Dataset rows »
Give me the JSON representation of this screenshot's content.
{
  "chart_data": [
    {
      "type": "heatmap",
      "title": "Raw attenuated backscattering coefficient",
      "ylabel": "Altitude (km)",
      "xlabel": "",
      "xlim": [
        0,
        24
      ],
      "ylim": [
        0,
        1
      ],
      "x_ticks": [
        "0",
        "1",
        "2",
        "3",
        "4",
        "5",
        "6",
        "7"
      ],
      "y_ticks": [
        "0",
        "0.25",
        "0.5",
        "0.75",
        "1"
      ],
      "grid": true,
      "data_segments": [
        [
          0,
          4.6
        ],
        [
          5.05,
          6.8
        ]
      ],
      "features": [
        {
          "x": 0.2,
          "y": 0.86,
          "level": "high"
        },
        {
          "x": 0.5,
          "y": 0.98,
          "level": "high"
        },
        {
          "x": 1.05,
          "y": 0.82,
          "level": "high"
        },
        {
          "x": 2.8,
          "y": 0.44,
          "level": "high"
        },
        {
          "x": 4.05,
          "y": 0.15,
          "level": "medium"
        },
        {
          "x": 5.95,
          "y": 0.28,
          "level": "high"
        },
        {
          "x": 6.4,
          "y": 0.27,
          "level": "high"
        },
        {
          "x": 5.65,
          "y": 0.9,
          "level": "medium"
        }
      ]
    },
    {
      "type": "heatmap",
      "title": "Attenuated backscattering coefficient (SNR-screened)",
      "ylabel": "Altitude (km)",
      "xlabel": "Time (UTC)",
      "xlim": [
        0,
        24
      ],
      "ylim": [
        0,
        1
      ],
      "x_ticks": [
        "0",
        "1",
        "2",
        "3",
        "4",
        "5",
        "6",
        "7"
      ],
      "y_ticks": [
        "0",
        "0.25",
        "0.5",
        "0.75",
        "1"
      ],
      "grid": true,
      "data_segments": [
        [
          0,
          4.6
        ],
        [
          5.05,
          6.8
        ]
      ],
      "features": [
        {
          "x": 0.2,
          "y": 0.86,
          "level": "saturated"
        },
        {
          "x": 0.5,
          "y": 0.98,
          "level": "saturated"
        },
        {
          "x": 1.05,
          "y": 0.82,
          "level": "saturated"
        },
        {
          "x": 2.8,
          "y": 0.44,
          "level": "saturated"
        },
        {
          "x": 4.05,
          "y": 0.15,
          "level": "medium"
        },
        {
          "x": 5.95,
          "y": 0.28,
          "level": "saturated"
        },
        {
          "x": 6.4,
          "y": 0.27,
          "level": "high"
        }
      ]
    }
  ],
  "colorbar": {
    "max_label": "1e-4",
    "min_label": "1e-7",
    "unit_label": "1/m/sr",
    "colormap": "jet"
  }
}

Required task » Reproduce all the data word for word.

Task output »
Give me the JSON representation of this screenshot's content.
{
  "chart_data": [
    {
      "type": "heatmap",
      "title": "Raw attenuated backscattering coefficient",
      "ylabel": "Altitude (km)",
      "xlabel": "",
      "xlim": [
        0,
        24
      ],
      "ylim": [
        0,
        1
      ],
      "x_ticks": [
        "0",
        "1",
        "2",
        "3",
        "4",
        "5",
        "6",
        "7"
      ],
      "y_ticks": [
        "0",
        "0.25",
        "0.5",
        "0.75",
        "1"
      ],
      "grid": true,
      "data_segments": [
        [
          0,
          4.6
        ],
        [
          5.05,
          6.8
        ]
      ],
      "features": [
        {
          "x": 0.2,
          "y": 0.86,
          "level": "high"
        },
        {
          "x": 0.5,
          "y": 0.98,
          "level": "high"
        },
        {
          "x": 1.05,
          "y": 0.82,
          "level": "high"
        },
        {
          "x": 2.8,
          "y": 0.44,
          "level": "high"
        },
        {
          "x": 4.05,
          "y": 0.15,
          "level": "medium"
        },
        {
          "x": 5.95,
          "y": 0.28,
          "level": "high"
        },
        {
          "x": 6.4,
          "y": 0.27,
          "level": "high"
        },
        {
          "x": 5.65,
          "y": 0.9,
          "level": "medium"
        }
      ]
    },
    {
      "type": "heatmap",
      "title": "Attenuated backscattering coefficient (SNR-screened)",
      "ylabel": "Altitude (km)",
      "xlabel": "Time (UTC)",
      "xlim": [
        0,
        24
      ],
      "ylim": [
        0,
        1
      ],
      "x_ticks": [
        "0",
        "1",
        "2",
        "3",
        "4",
        "5",
        "6",
        "7"
      ],
      "y_ticks": [
        "0",
        "0.25",
        "0.5",
        "0.75",
        "1"
      ],
      "grid": true,
      "data_segments": [
        [
          0,
          4.6
        ],
        [
          5.05,
          6.8
        ]
      ],
      "features": [
        {
          "x": 0.2,
          "y": 0.86,
          "level": "saturated"
        },
        {
          "x": 0.5,
          "y": 0.98,
          "level": "saturated"
        },
        {
          "x": 1.05,
          "y": 0.82,
          "level": "saturated"
        },
        {
          "x": 2.8,
          "y": 0.44,
          "level": "saturated"
        },
        {
          "x": 4.05,
          "y": 0.15,
          "level": "medium"
        },
        {
          "x": 5.95,
          "y": 0.28,
          "level": "saturated"
        },
        {
          "x": 6.4,
          "y": 0.27,
          "level": "high"
        }
      ]
    }
  ],
  "colorbar": {
    "max_label": "1e-4",
    "min_label": "1e-7",
    "unit_label": "1/m/sr",
    "colormap": "jet"
  }
}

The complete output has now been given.